Short problem: Output every line exactly as written. Leave out pictures.
───── Given data
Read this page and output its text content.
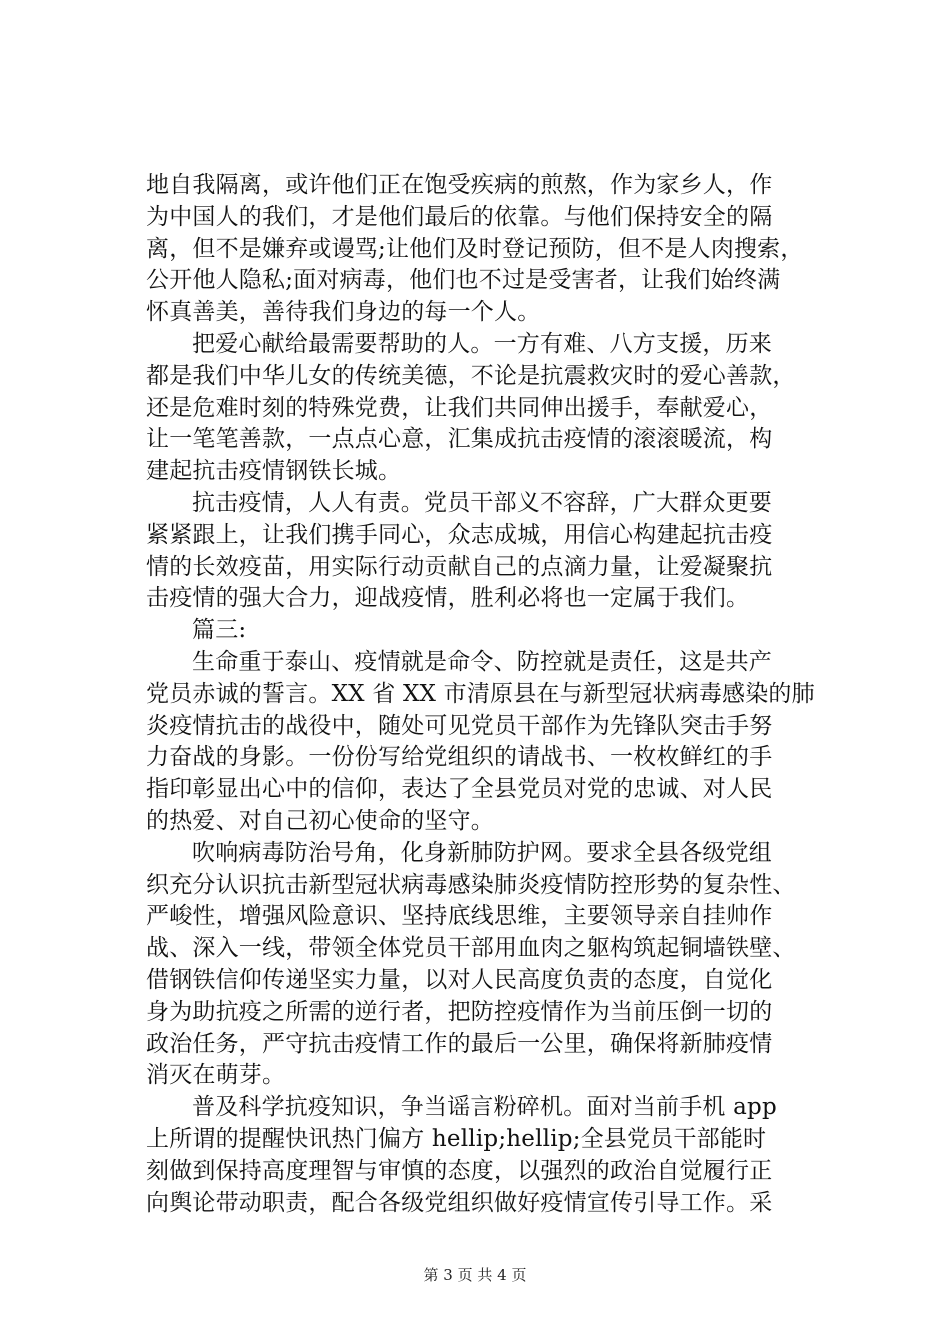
地自我隔离，或许他们正在饱受疾病的煎熬，作为家乡人，作
为中国人的我们，才是他们最后的依靠。与他们保持安全的隔
离，但不是嫌弃或谩骂;让他们及时登记预防，但不是人肉搜索，
公开他人隐私;面对病毒，他们也不过是受害者，让我们始终满
怀真善美，善待我们身边的每一个人。
把爱心献给最需要帮助的人。一方有难、八方支援，历来
都是我们中华儿女的传统美德，不论是抗震救灾时的爱心善款，
还是危难时刻的特殊党费，让我们共同伸出援手，奉献爱心，
让一笔笔善款，一点点心意，汇集成抗击疫情的滚滚暖流，构
建起抗击疫情钢铁长城。
抗击疫情，人人有责。党员干部义不容辞，广大群众更要
紧紧跟上，让我们携手同心，众志成城，用信心构建起抗击疫
情的长效疫苗，用实际行动贡献自己的点滴力量，让爱凝聚抗
击疫情的强大合力，迎战疫情，胜利必将也一定属于我们。
篇三:
生命重于泰山、疫情就是命令、防控就是责任，这是共产
党员赤诚的誓言。XX 省 XX 市清原县在与新型冠状病毒感染的肺
炎疫情抗击的战役中，随处可见党员干部作为先锋队突击手努
力奋战的身影。一份份写给党组织的请战书、一枚枚鲜红的手
指印彰显出心中的信仰，表达了全县党员对党的忠诚、对人民
的热爱、对自己初心使命的坚守。
吹响病毒防治号角，化身新肺防护网。要求全县各级党组
织充分认识抗击新型冠状病毒感染肺炎疫情防控形势的复杂性、
严峻性，增强风险意识、坚持底线思维，主要领导亲自挂帅作
战、深入一线，带领全体党员干部用血肉之躯构筑起铜墙铁壁、
借钢铁信仰传递坚实力量，以对人民高度负责的态度，自觉化
身为助抗疫之所需的逆行者，把防控疫情作为当前压倒一切的
政治任务，严守抗击疫情工作的最后一公里，确保将新肺疫情
消灭在萌芽。
普及科学抗疫知识，争当谣言粉碎机。面对当前手机 app
上所谓的提醒快讯热门偏方 hellip;hellip;全县党员干部能时
刻做到保持高度理智与审慎的态度，以强烈的政治自觉履行正
向舆论带动职责，配合各级党组织做好疫情宣传引导工作。采
第 3 页 共 4 页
──────────
Answer to the exercise:
Read this page and output its text content.
地自我隔离，或许他们正在饱受疾病的煎熬，作为家乡人，作
为中国人的我们，才是他们最后的依靠。与他们保持安全的隔
离，但不是嫌弃或谩骂;让他们及时登记预防，但不是人肉搜索，
公开他人隐私;面对病毒，他们也不过是受害者，让我们始终满
怀真善美，善待我们身边的每一个人。
把爱心献给最需要帮助的人。一方有难、八方支援，历来
都是我们中华儿女的传统美德，不论是抗震救灾时的爱心善款，
还是危难时刻的特殊党费，让我们共同伸出援手，奉献爱心，
让一笔笔善款，一点点心意，汇集成抗击疫情的滚滚暖流，构
建起抗击疫情钢铁长城。
抗击疫情，人人有责。党员干部义不容辞，广大群众更要
紧紧跟上，让我们携手同心，众志成城，用信心构建起抗击疫
情的长效疫苗，用实际行动贡献自己的点滴力量，让爱凝聚抗
击疫情的强大合力，迎战疫情，胜利必将也一定属于我们。
篇三:
生命重于泰山、疫情就是命令、防控就是责任，这是共产
党员赤诚的誓言。XX 省 XX 市清原县在与新型冠状病毒感染的肺
炎疫情抗击的战役中，随处可见党员干部作为先锋队突击手努
力奋战的身影。一份份写给党组织的请战书、一枚枚鲜红的手
指印彰显出心中的信仰，表达了全县党员对党的忠诚、对人民
的热爱、对自己初心使命的坚守。
吹响病毒防治号角，化身新肺防护网。要求全县各级党组
织充分认识抗击新型冠状病毒感染肺炎疫情防控形势的复杂性、
严峻性，增强风险意识、坚持底线思维，主要领导亲自挂帅作
战、深入一线，带领全体党员干部用血肉之躯构筑起铜墙铁壁、
借钢铁信仰传递坚实力量，以对人民高度负责的态度，自觉化
身为助抗疫之所需的逆行者，把防控疫情作为当前压倒一切的
政治任务，严守抗击疫情工作的最后一公里，确保将新肺疫情
消灭在萌芽。
普及科学抗疫知识，争当谣言粉碎机。面对当前手机 app
上所谓的提醒快讯热门偏方 hellip;hellip;全县党员干部能时
刻做到保持高度理智与审慎的态度，以强烈的政治自觉履行正
向舆论带动职责，配合各级党组织做好疫情宣传引导工作。采
第 3 页 共 4 页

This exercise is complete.